* [REQUIRED WORK] The answer should be each line of the records that contains the word "moderate"; please copy them all.

——

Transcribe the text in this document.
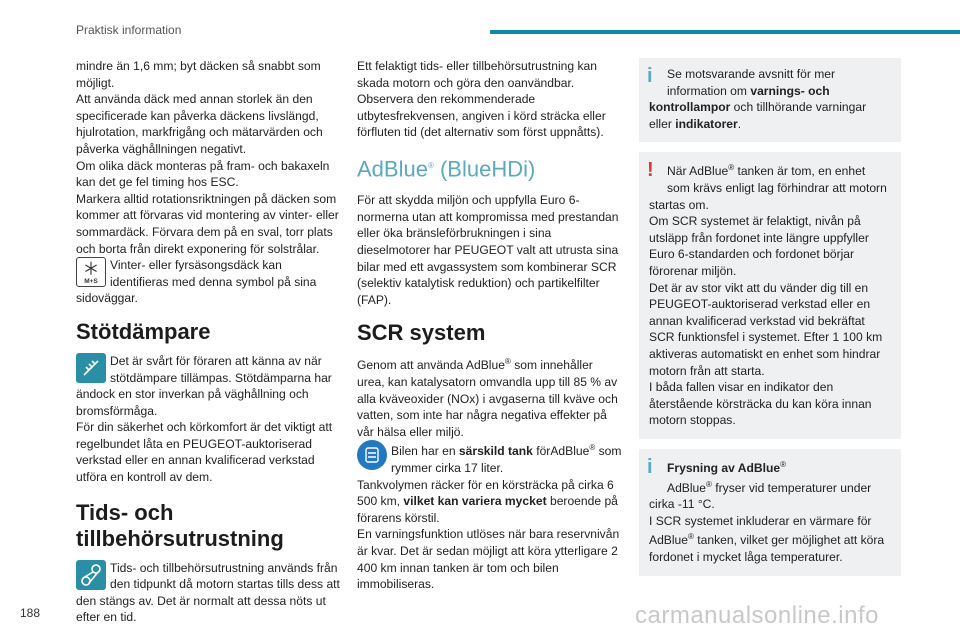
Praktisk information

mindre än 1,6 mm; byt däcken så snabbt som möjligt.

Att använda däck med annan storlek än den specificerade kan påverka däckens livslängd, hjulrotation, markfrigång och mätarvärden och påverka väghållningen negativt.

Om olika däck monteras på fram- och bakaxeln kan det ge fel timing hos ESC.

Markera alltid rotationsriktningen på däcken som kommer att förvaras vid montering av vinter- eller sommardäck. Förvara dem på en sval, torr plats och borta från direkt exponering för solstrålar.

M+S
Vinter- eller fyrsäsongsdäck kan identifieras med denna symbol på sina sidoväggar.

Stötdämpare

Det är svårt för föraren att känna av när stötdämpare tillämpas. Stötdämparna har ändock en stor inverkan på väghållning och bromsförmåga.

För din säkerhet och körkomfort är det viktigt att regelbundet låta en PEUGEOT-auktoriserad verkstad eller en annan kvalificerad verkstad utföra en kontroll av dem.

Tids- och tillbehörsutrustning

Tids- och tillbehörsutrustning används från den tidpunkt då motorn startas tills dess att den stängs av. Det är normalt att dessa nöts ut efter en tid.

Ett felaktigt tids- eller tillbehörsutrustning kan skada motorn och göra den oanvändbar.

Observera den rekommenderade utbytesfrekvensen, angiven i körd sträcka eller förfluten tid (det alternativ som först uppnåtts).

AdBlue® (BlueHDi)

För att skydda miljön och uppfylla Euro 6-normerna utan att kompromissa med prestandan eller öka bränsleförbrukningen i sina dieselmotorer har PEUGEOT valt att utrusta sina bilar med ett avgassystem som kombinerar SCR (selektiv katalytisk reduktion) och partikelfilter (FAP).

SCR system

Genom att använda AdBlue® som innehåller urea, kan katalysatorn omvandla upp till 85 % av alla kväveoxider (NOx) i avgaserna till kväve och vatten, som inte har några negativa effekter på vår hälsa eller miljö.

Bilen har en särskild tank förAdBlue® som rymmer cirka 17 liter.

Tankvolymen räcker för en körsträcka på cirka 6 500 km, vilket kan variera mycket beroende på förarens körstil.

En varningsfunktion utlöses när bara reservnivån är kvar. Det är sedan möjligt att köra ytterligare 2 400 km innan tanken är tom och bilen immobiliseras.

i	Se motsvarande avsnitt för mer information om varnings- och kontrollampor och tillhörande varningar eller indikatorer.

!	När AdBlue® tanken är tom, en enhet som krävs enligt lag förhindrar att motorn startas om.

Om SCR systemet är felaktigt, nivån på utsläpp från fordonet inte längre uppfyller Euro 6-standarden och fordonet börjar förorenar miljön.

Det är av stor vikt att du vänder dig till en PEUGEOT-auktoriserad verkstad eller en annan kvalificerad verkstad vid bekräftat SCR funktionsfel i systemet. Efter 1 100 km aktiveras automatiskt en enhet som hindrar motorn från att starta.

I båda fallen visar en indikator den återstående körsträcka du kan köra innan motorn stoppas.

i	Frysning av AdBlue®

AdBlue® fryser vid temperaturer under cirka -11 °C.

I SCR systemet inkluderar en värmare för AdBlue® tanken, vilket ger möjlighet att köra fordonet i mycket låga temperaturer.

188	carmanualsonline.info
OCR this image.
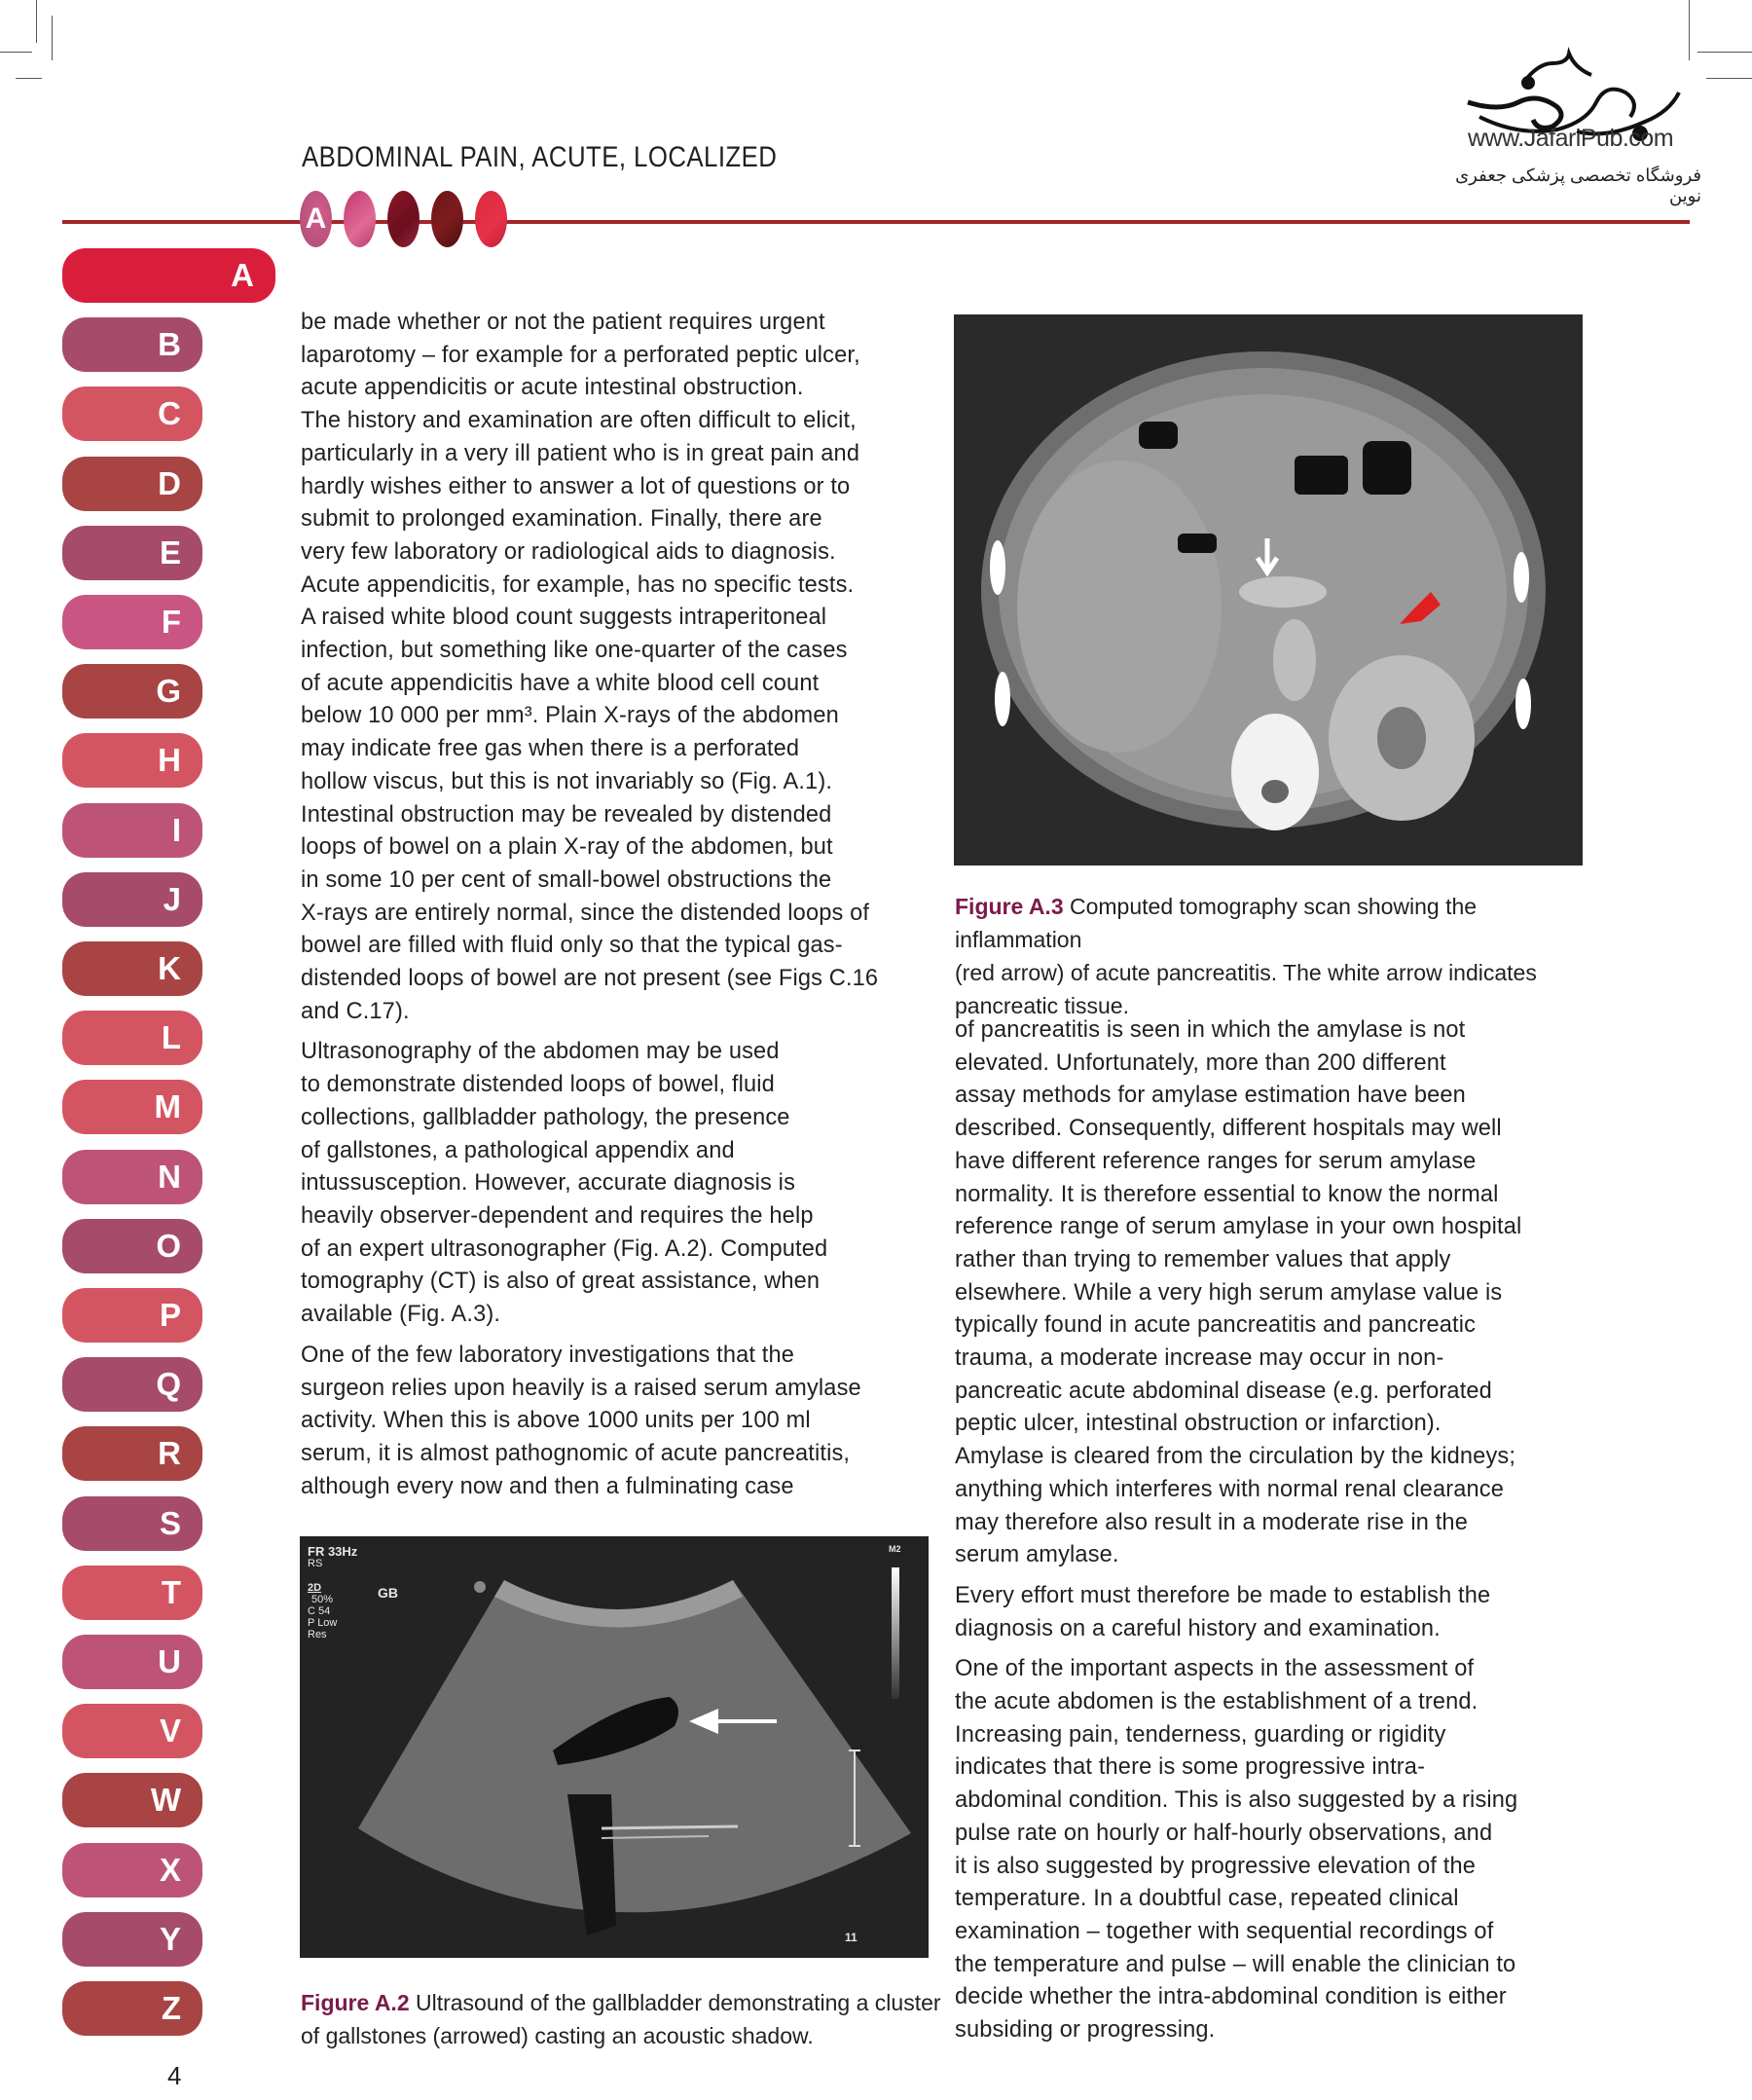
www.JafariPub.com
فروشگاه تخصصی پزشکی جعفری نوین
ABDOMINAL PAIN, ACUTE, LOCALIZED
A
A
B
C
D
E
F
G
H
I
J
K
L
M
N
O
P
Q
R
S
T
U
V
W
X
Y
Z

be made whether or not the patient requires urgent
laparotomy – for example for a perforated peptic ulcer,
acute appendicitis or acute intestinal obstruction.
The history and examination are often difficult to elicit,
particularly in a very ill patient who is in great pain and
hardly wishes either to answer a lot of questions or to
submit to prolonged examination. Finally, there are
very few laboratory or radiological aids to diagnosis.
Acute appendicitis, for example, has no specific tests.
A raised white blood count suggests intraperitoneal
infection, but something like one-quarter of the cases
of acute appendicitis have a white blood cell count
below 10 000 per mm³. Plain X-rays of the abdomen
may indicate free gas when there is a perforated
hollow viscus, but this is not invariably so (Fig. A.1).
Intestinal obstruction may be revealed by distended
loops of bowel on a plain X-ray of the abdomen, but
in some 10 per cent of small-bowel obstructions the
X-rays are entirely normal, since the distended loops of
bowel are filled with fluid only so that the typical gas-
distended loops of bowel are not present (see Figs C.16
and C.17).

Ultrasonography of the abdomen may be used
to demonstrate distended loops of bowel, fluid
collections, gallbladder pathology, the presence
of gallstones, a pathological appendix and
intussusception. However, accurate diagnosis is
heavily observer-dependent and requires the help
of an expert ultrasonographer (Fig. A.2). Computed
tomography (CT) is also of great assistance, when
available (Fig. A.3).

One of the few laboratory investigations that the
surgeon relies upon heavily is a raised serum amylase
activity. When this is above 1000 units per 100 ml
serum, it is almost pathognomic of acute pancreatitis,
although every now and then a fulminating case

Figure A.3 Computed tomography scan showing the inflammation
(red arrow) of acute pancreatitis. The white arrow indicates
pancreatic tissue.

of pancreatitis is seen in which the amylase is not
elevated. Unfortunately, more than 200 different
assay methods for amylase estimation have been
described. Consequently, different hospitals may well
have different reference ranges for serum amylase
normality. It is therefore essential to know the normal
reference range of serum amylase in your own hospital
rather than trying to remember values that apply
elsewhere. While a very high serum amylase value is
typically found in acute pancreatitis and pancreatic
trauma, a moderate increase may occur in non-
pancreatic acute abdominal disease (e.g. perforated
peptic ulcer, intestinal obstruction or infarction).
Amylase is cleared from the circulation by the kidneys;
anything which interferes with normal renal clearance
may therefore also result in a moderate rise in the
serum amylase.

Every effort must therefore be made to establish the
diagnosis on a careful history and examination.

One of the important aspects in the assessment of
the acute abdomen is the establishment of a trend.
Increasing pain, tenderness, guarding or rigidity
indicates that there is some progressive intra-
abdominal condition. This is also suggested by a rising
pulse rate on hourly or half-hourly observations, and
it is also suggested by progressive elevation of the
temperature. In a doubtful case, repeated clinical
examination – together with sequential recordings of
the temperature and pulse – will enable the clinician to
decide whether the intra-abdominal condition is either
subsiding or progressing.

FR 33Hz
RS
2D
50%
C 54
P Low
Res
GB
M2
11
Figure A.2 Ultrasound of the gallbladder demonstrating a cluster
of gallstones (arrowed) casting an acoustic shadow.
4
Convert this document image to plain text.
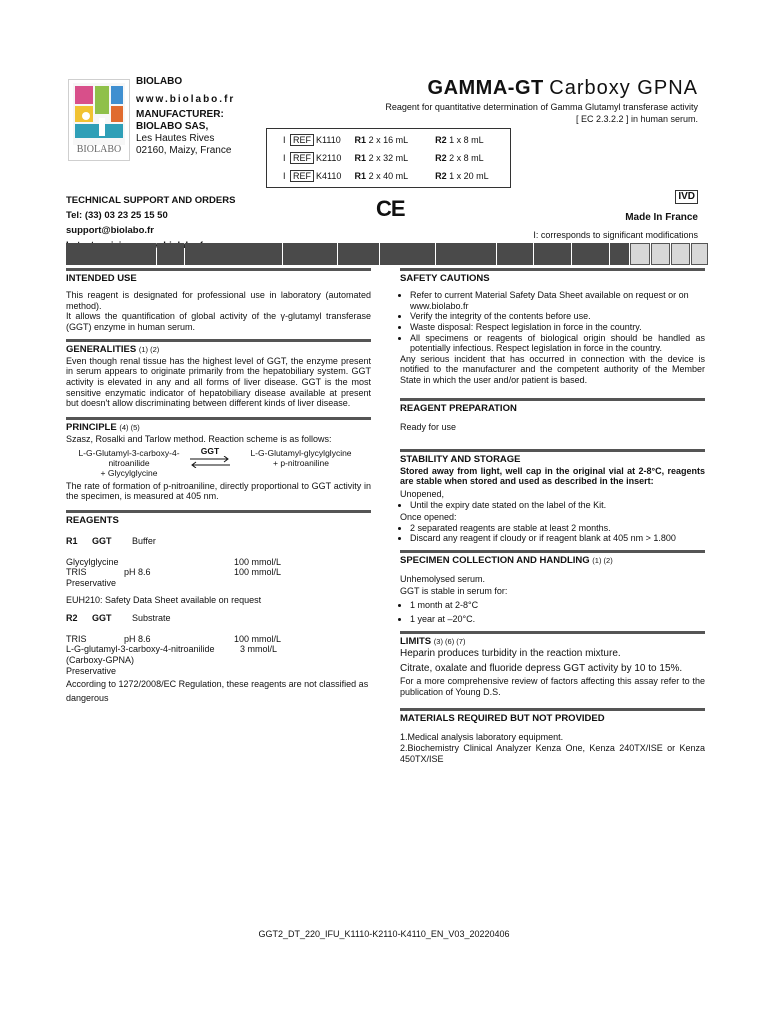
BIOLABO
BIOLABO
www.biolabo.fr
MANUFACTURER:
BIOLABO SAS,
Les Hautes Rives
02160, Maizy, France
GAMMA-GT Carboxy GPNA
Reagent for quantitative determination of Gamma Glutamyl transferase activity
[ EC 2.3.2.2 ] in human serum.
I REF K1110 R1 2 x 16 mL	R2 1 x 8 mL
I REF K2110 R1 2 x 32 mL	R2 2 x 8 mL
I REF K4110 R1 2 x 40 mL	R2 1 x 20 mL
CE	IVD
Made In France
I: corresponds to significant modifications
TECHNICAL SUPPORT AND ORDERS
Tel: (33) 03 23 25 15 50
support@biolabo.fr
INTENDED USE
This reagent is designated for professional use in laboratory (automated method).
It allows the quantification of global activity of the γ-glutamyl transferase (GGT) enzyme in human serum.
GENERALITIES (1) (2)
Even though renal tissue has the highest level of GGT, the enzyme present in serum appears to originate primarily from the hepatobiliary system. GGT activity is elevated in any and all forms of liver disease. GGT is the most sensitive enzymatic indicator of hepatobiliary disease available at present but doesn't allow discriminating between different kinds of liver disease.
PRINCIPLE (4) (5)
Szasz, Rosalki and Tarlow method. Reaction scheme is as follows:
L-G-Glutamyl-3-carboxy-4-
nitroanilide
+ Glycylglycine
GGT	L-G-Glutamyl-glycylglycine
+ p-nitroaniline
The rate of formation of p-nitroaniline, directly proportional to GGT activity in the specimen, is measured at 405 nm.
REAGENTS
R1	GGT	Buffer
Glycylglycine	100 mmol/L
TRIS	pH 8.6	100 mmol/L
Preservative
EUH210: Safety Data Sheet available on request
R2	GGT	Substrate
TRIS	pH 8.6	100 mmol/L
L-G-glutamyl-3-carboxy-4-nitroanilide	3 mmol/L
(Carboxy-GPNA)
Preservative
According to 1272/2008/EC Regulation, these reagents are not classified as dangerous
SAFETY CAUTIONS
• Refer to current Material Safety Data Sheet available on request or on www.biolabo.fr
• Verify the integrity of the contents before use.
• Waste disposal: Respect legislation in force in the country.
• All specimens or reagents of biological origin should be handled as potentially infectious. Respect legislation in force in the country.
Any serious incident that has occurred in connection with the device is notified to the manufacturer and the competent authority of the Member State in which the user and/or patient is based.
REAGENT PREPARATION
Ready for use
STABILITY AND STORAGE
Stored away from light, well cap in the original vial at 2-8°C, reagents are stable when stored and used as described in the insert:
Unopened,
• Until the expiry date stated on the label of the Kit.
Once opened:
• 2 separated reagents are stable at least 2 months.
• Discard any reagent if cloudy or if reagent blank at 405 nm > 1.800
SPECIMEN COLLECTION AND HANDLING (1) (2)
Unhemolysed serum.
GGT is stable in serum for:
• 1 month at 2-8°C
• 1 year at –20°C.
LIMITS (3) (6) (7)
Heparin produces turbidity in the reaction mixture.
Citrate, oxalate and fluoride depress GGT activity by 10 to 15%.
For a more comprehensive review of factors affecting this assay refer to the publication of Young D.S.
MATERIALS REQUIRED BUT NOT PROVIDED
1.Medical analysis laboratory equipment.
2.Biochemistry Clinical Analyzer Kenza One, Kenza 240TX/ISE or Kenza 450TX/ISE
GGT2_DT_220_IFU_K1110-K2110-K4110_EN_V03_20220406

——

* [ANSWER BOX]
trauma, a moderate increase may occur in non-
may therefore also result in a moderate rise in the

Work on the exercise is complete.